(Exercise aim): Give the material once more, word for word, without any images.

(The records):
--------

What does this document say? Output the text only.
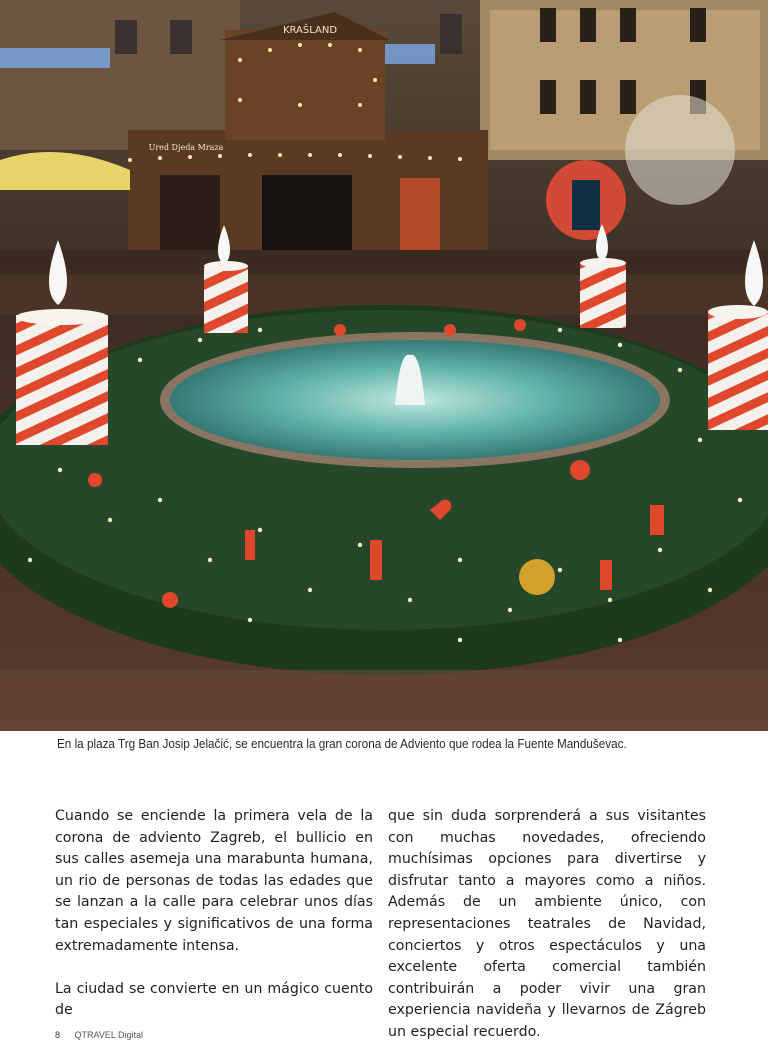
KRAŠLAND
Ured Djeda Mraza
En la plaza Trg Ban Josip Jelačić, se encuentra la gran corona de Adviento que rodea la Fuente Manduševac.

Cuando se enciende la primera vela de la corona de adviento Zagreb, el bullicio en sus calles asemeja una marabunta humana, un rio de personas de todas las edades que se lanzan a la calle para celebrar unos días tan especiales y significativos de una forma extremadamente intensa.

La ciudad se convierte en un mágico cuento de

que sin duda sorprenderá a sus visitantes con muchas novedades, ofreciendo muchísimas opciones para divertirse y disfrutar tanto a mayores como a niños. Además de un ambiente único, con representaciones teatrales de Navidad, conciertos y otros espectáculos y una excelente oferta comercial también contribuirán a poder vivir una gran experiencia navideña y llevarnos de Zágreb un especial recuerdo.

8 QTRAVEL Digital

--------

(Response to the task):
What does this document say? Output the text only.
KRAŠLAND
Ured Djeda Mraza
En la plaza Trg Ban Josip Jelačić, se encuentra la gran corona de Adviento que rodea la Fuente Manduševac.

Cuando se enciende la primera vela de la corona de adviento Zagreb, el bullicio en sus calles asemeja una marabunta humana, un rio de personas de todas las edades que se lanzan a la calle para celebrar unos días tan especiales y significativos de una forma extremadamente intensa.

La ciudad se convierte en un mágico cuento de

que sin duda sorprenderá a sus visitantes con muchas novedades, ofreciendo muchísimas opciones para divertirse y disfrutar tanto a mayores como a niños. Además de un ambiente único, con representaciones teatrales de Navidad, conciertos y otros espectáculos y una excelente oferta comercial también contribuirán a poder vivir una gran experiencia navideña y llevarnos de Zágreb un especial recuerdo.

8 QTRAVEL Digital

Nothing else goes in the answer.